Make an exact transcription of the material, leaving out all images.

Dataset listings of figures:
------------------------------------------------------------

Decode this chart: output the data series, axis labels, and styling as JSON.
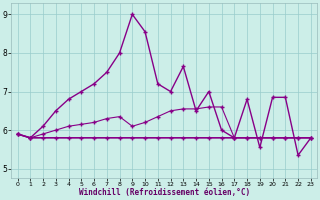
{
  "xlabel": "Windchill (Refroidissement éolien,°C)",
  "background_color": "#cceee8",
  "line_color": "#880088",
  "xlim": [
    -0.5,
    23.5
  ],
  "ylim": [
    4.75,
    9.3
  ],
  "yticks": [
    5,
    6,
    7,
    8,
    9
  ],
  "xticks": [
    0,
    1,
    2,
    3,
    4,
    5,
    6,
    7,
    8,
    9,
    10,
    11,
    12,
    13,
    14,
    15,
    16,
    17,
    18,
    19,
    20,
    21,
    22,
    23
  ],
  "series1_x": [
    0,
    1,
    2,
    3,
    4,
    5,
    6,
    7,
    8,
    9,
    10,
    11,
    12,
    13,
    14,
    15,
    16,
    17,
    18,
    19,
    20,
    21,
    22,
    23
  ],
  "series1_y": [
    5.9,
    5.8,
    5.8,
    5.8,
    5.8,
    5.8,
    5.8,
    5.8,
    5.8,
    5.8,
    5.8,
    5.8,
    5.8,
    5.8,
    5.8,
    5.8,
    5.8,
    5.8,
    5.8,
    5.8,
    5.8,
    5.8,
    5.8,
    5.8
  ],
  "series2_x": [
    0,
    1,
    2,
    3,
    4,
    5,
    6,
    7,
    8,
    9,
    10,
    11,
    12,
    13,
    14,
    15,
    16,
    17,
    18,
    19,
    20,
    21,
    22,
    23
  ],
  "series2_y": [
    5.9,
    5.8,
    5.9,
    6.0,
    6.1,
    6.15,
    6.2,
    6.3,
    6.35,
    6.1,
    6.2,
    6.35,
    6.5,
    6.55,
    6.55,
    6.6,
    6.6,
    5.8,
    5.8,
    5.8,
    5.8,
    5.8,
    5.8,
    5.8
  ],
  "series3_x": [
    0,
    1,
    2,
    3,
    4,
    5,
    6,
    7,
    8,
    9,
    10,
    11,
    12,
    13,
    14,
    15,
    16,
    17,
    18,
    19,
    20,
    21,
    22,
    23
  ],
  "series3_y": [
    5.9,
    5.8,
    6.1,
    6.5,
    6.8,
    7.0,
    7.2,
    7.5,
    8.0,
    9.0,
    8.55,
    7.2,
    7.0,
    7.65,
    6.5,
    7.0,
    6.0,
    5.8,
    6.8,
    5.55,
    6.85,
    6.85,
    5.35,
    5.8
  ]
}
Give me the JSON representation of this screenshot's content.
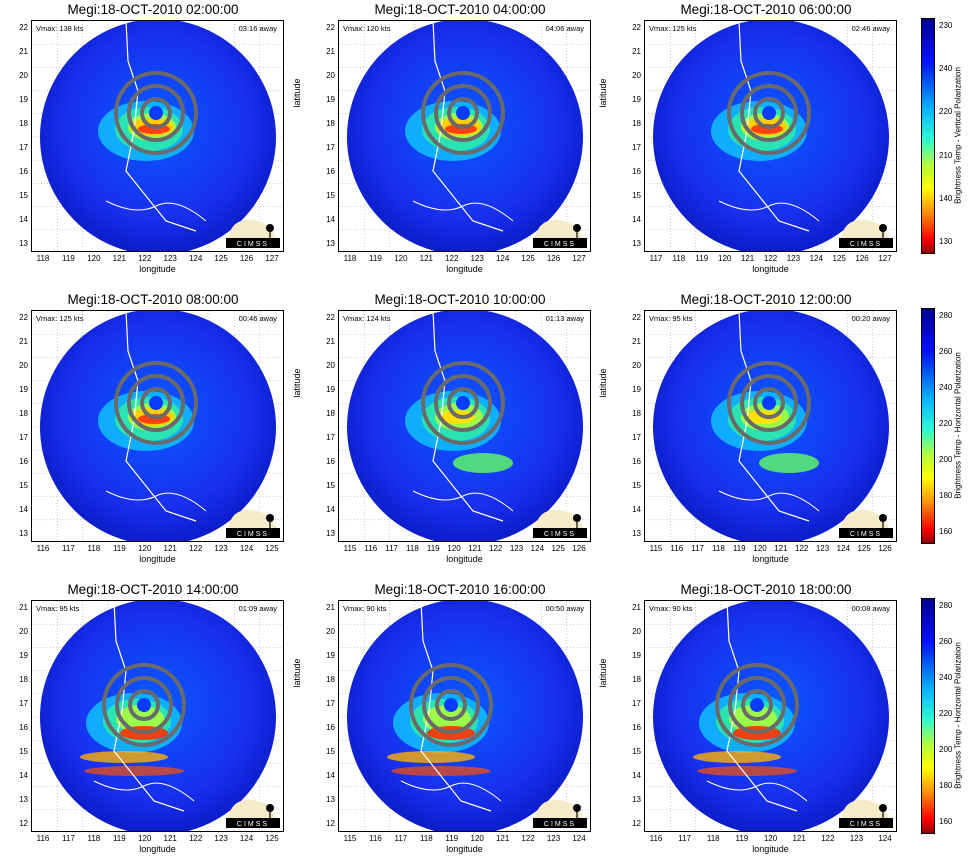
{
  "panels": [
    {
      "title": "Megi:18-OCT-2010 02:00:00",
      "vmax": "Vmax: 138 kts",
      "away": "03:16 away",
      "ylabel": "latitude",
      "xlabel": "longitude",
      "yticks": [
        "22",
        "21",
        "20",
        "19",
        "18",
        "17",
        "16",
        "15",
        "14",
        "13"
      ],
      "xticks": [
        "118",
        "119",
        "120",
        "121",
        "122",
        "123",
        "124",
        "125",
        "126",
        "127"
      ],
      "warm": "high"
    },
    {
      "title": "Megi:18-OCT-2010 04:00:00",
      "vmax": "Vmax: 120 kts",
      "away": "04:06 away",
      "ylabel": "latitude",
      "xlabel": "longitude",
      "yticks": [
        "22",
        "21",
        "20",
        "19",
        "18",
        "17",
        "16",
        "15",
        "14",
        "13"
      ],
      "xticks": [
        "118",
        "119",
        "120",
        "121",
        "122",
        "123",
        "124",
        "125",
        "126",
        "127"
      ],
      "warm": "high"
    },
    {
      "title": "Megi:18-OCT-2010 06:00:00",
      "vmax": "Vmax: 125 kts",
      "away": "02:46 away",
      "ylabel": "latitude",
      "xlabel": "longitude",
      "yticks": [
        "22",
        "21",
        "20",
        "19",
        "18",
        "17",
        "16",
        "15",
        "14",
        "13"
      ],
      "xticks": [
        "117",
        "118",
        "119",
        "120",
        "121",
        "122",
        "123",
        "124",
        "125",
        "126",
        "127"
      ],
      "warm": "high"
    },
    {
      "title": "Megi:18-OCT-2010 08:00:00",
      "vmax": "Vmax: 125 kts",
      "away": "00:46 away",
      "ylabel": "latitude",
      "xlabel": "longitude",
      "yticks": [
        "22",
        "21",
        "20",
        "19",
        "18",
        "17",
        "16",
        "15",
        "14",
        "13"
      ],
      "xticks": [
        "116",
        "117",
        "118",
        "119",
        "120",
        "121",
        "122",
        "123",
        "124",
        "125"
      ],
      "warm": "high"
    },
    {
      "title": "Megi:18-OCT-2010 10:00:00",
      "vmax": "Vmax: 124 kts",
      "away": "01:13 away",
      "ylabel": "latitude",
      "xlabel": "longitude",
      "yticks": [
        "22",
        "21",
        "20",
        "19",
        "18",
        "17",
        "16",
        "15",
        "14",
        "13"
      ],
      "xticks": [
        "115",
        "116",
        "117",
        "118",
        "119",
        "120",
        "121",
        "122",
        "123",
        "124",
        "125",
        "126"
      ],
      "warm": "mid"
    },
    {
      "title": "Megi:18-OCT-2010 12:00:00",
      "vmax": "Vmax: 95 kts",
      "away": "00:20 away",
      "ylabel": "latitude",
      "xlabel": "longitude",
      "yticks": [
        "22",
        "21",
        "20",
        "19",
        "18",
        "17",
        "16",
        "15",
        "14",
        "13"
      ],
      "xticks": [
        "115",
        "116",
        "117",
        "118",
        "119",
        "120",
        "121",
        "122",
        "123",
        "124",
        "125",
        "126"
      ],
      "warm": "mid"
    },
    {
      "title": "Megi:18-OCT-2010 14:00:00",
      "vmax": "Vmax: 95 kts",
      "away": "01:09 away",
      "ylabel": "latitude",
      "xlabel": "longitude",
      "yticks": [
        "21",
        "20",
        "19",
        "18",
        "17",
        "16",
        "15",
        "14",
        "13",
        "12"
      ],
      "xticks": [
        "116",
        "117",
        "118",
        "119",
        "120",
        "121",
        "122",
        "123",
        "124",
        "125"
      ],
      "warm": "low"
    },
    {
      "title": "Megi:18-OCT-2010 16:00:00",
      "vmax": "Vmax: 90 kts",
      "away": "00:50 away",
      "ylabel": "latitude",
      "xlabel": "longitude",
      "yticks": [
        "21",
        "20",
        "19",
        "18",
        "17",
        "16",
        "15",
        "14",
        "13",
        "12"
      ],
      "xticks": [
        "115",
        "116",
        "117",
        "118",
        "119",
        "120",
        "121",
        "122",
        "123",
        "124"
      ],
      "warm": "low"
    },
    {
      "title": "Megi:18-OCT-2010 18:00:00",
      "vmax": "Vmax: 90 kts",
      "away": "00:08 away",
      "ylabel": "latitude",
      "xlabel": "longitude",
      "yticks": [
        "21",
        "20",
        "19",
        "18",
        "17",
        "16",
        "15",
        "14",
        "13",
        "12"
      ],
      "xticks": [
        "116",
        "117",
        "118",
        "119",
        "120",
        "121",
        "122",
        "123",
        "124"
      ],
      "warm": "low"
    }
  ],
  "colorbars": [
    {
      "label": "Brightness Temp - Vertical Polarization",
      "ticks": [
        "230",
        "240",
        "220",
        "210",
        "140",
        "130"
      ]
    },
    {
      "label": "Brightness Temp - Horizontal Polarization",
      "ticks": [
        "280",
        "260",
        "240",
        "220",
        "200",
        "180",
        "160"
      ]
    },
    {
      "label": "Brightness Temp - Horizontal Polarization",
      "ticks": [
        "280",
        "260",
        "240",
        "220",
        "200",
        "180",
        "160"
      ]
    }
  ],
  "logo_text": "CIMSS",
  "colors": {
    "ring": "#6a6a6a",
    "background_blue": "#1030ff",
    "coast": "#ffffff"
  }
}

------------------------------------------------------------

• **WRITTEN SOLUTION**:
Decode this chart: output the data series, axis labels, and styling as JSON.
{
  "xlabel": "Windchill (Refroidissement éolien,°C)",
  "background_color": "#cceee8",
  "line_color": "#880088",
  "xlim": [
    -0.5,
    23.5
  ],
  "ylim": [
    4.75,
    9.3
  ],
  "yticks": [
    5,
    6,
    7,
    8,
    9
  ],
  "xticks": [
    0,
    1,
    2,
    3,
    4,
    5,
    6,
    7,
    8,
    9,
    10,
    11,
    12,
    13,
    14,
    15,
    16,
    17,
    18,
    19,
    20,
    21,
    22,
    23
  ],
  "series1_x": [
    0,
    1,
    2,
    3,
    4,
    5,
    6,
    7,
    8,
    9,
    10,
    11,
    12,
    13,
    14,
    15,
    16,
    17,
    18,
    19,
    20,
    21,
    22,
    23
  ],
  "series1_y": [
    5.9,
    5.8,
    5.8,
    5.8,
    5.8,
    5.8,
    5.8,
    5.8,
    5.8,
    5.8,
    5.8,
    5.8,
    5.8,
    5.8,
    5.8,
    5.8,
    5.8,
    5.8,
    5.8,
    5.8,
    5.8,
    5.8,
    5.8,
    5.8
  ],
  "series2_x": [
    0,
    1,
    2,
    3,
    4,
    5,
    6,
    7,
    8,
    9,
    10,
    11,
    12,
    13,
    14,
    15,
    16,
    17,
    18,
    19,
    20,
    21,
    22,
    23
  ],
  "series2_y": [
    5.9,
    5.8,
    5.9,
    6.0,
    6.1,
    6.15,
    6.2,
    6.3,
    6.35,
    6.1,
    6.2,
    6.35,
    6.5,
    6.55,
    6.55,
    6.6,
    6.6,
    5.8,
    5.8,
    5.8,
    5.8,
    5.8,
    5.8,
    5.8
  ],
  "series3_x": [
    0,
    1,
    2,
    3,
    4,
    5,
    6,
    7,
    8,
    9,
    10,
    11,
    12,
    13,
    14,
    15,
    16,
    17,
    18,
    19,
    20,
    21,
    22,
    23
  ],
  "series3_y": [
    5.9,
    5.8,
    6.1,
    6.5,
    6.8,
    7.0,
    7.2,
    7.5,
    8.0,
    9.0,
    8.55,
    7.2,
    7.0,
    7.65,
    6.5,
    7.0,
    6.0,
    5.8,
    6.8,
    5.55,
    6.85,
    6.85,
    5.35,
    5.8
  ]
}
Give me the JSON representation of this screenshot's content.
{
  "panels": [
    {
      "title": "Megi:18-OCT-2010 02:00:00",
      "vmax": "Vmax: 138 kts",
      "away": "03:16 away",
      "ylabel": "latitude",
      "xlabel": "longitude",
      "yticks": [
        "22",
        "21",
        "20",
        "19",
        "18",
        "17",
        "16",
        "15",
        "14",
        "13"
      ],
      "xticks": [
        "118",
        "119",
        "120",
        "121",
        "122",
        "123",
        "124",
        "125",
        "126",
        "127"
      ],
      "warm": "high"
    },
    {
      "title": "Megi:18-OCT-2010 04:00:00",
      "vmax": "Vmax: 120 kts",
      "away": "04:06 away",
      "ylabel": "latitude",
      "xlabel": "longitude",
      "yticks": [
        "22",
        "21",
        "20",
        "19",
        "18",
        "17",
        "16",
        "15",
        "14",
        "13"
      ],
      "xticks": [
        "118",
        "119",
        "120",
        "121",
        "122",
        "123",
        "124",
        "125",
        "126",
        "127"
      ],
      "warm": "high"
    },
    {
      "title": "Megi:18-OCT-2010 06:00:00",
      "vmax": "Vmax: 125 kts",
      "away": "02:46 away",
      "ylabel": "latitude",
      "xlabel": "longitude",
      "yticks": [
        "22",
        "21",
        "20",
        "19",
        "18",
        "17",
        "16",
        "15",
        "14",
        "13"
      ],
      "xticks": [
        "117",
        "118",
        "119",
        "120",
        "121",
        "122",
        "123",
        "124",
        "125",
        "126",
        "127"
      ],
      "warm": "high"
    },
    {
      "title": "Megi:18-OCT-2010 08:00:00",
      "vmax": "Vmax: 125 kts",
      "away": "00:46 away",
      "ylabel": "latitude",
      "xlabel": "longitude",
      "yticks": [
        "22",
        "21",
        "20",
        "19",
        "18",
        "17",
        "16",
        "15",
        "14",
        "13"
      ],
      "xticks": [
        "116",
        "117",
        "118",
        "119",
        "120",
        "121",
        "122",
        "123",
        "124",
        "125"
      ],
      "warm": "high"
    },
    {
      "title": "Megi:18-OCT-2010 10:00:00",
      "vmax": "Vmax: 124 kts",
      "away": "01:13 away",
      "ylabel": "latitude",
      "xlabel": "longitude",
      "yticks": [
        "22",
        "21",
        "20",
        "19",
        "18",
        "17",
        "16",
        "15",
        "14",
        "13"
      ],
      "xticks": [
        "115",
        "116",
        "117",
        "118",
        "119",
        "120",
        "121",
        "122",
        "123",
        "124",
        "125",
        "126"
      ],
      "warm": "mid"
    },
    {
      "title": "Megi:18-OCT-2010 12:00:00",
      "vmax": "Vmax: 95 kts",
      "away": "00:20 away",
      "ylabel": "latitude",
      "xlabel": "longitude",
      "yticks": [
        "22",
        "21",
        "20",
        "19",
        "18",
        "17",
        "16",
        "15",
        "14",
        "13"
      ],
      "xticks": [
        "115",
        "116",
        "117",
        "118",
        "119",
        "120",
        "121",
        "122",
        "123",
        "124",
        "125",
        "126"
      ],
      "warm": "mid"
    },
    {
      "title": "Megi:18-OCT-2010 14:00:00",
      "vmax": "Vmax: 95 kts",
      "away": "01:09 away",
      "ylabel": "latitude",
      "xlabel": "longitude",
      "yticks": [
        "21",
        "20",
        "19",
        "18",
        "17",
        "16",
        "15",
        "14",
        "13",
        "12"
      ],
      "xticks": [
        "116",
        "117",
        "118",
        "119",
        "120",
        "121",
        "122",
        "123",
        "124",
        "125"
      ],
      "warm": "low"
    },
    {
      "title": "Megi:18-OCT-2010 16:00:00",
      "vmax": "Vmax: 90 kts",
      "away": "00:50 away",
      "ylabel": "latitude",
      "xlabel": "longitude",
      "yticks": [
        "21",
        "20",
        "19",
        "18",
        "17",
        "16",
        "15",
        "14",
        "13",
        "12"
      ],
      "xticks": [
        "115",
        "116",
        "117",
        "118",
        "119",
        "120",
        "121",
        "122",
        "123",
        "124"
      ],
      "warm": "low"
    },
    {
      "title": "Megi:18-OCT-2010 18:00:00",
      "vmax": "Vmax: 90 kts",
      "away": "00:08 away",
      "ylabel": "latitude",
      "xlabel": "longitude",
      "yticks": [
        "21",
        "20",
        "19",
        "18",
        "17",
        "16",
        "15",
        "14",
        "13",
        "12"
      ],
      "xticks": [
        "116",
        "117",
        "118",
        "119",
        "120",
        "121",
        "122",
        "123",
        "124"
      ],
      "warm": "low"
    }
  ],
  "colorbars": [
    {
      "label": "Brightness Temp - Vertical Polarization",
      "ticks": [
        "230",
        "240",
        "220",
        "210",
        "140",
        "130"
      ]
    },
    {
      "label": "Brightness Temp - Horizontal Polarization",
      "ticks": [
        "280",
        "260",
        "240",
        "220",
        "200",
        "180",
        "160"
      ]
    },
    {
      "label": "Brightness Temp - Horizontal Polarization",
      "ticks": [
        "280",
        "260",
        "240",
        "220",
        "200",
        "180",
        "160"
      ]
    }
  ],
  "logo_text": "CIMSS",
  "colors": {
    "ring": "#6a6a6a",
    "background_blue": "#1030ff",
    "coast": "#ffffff"
  }
}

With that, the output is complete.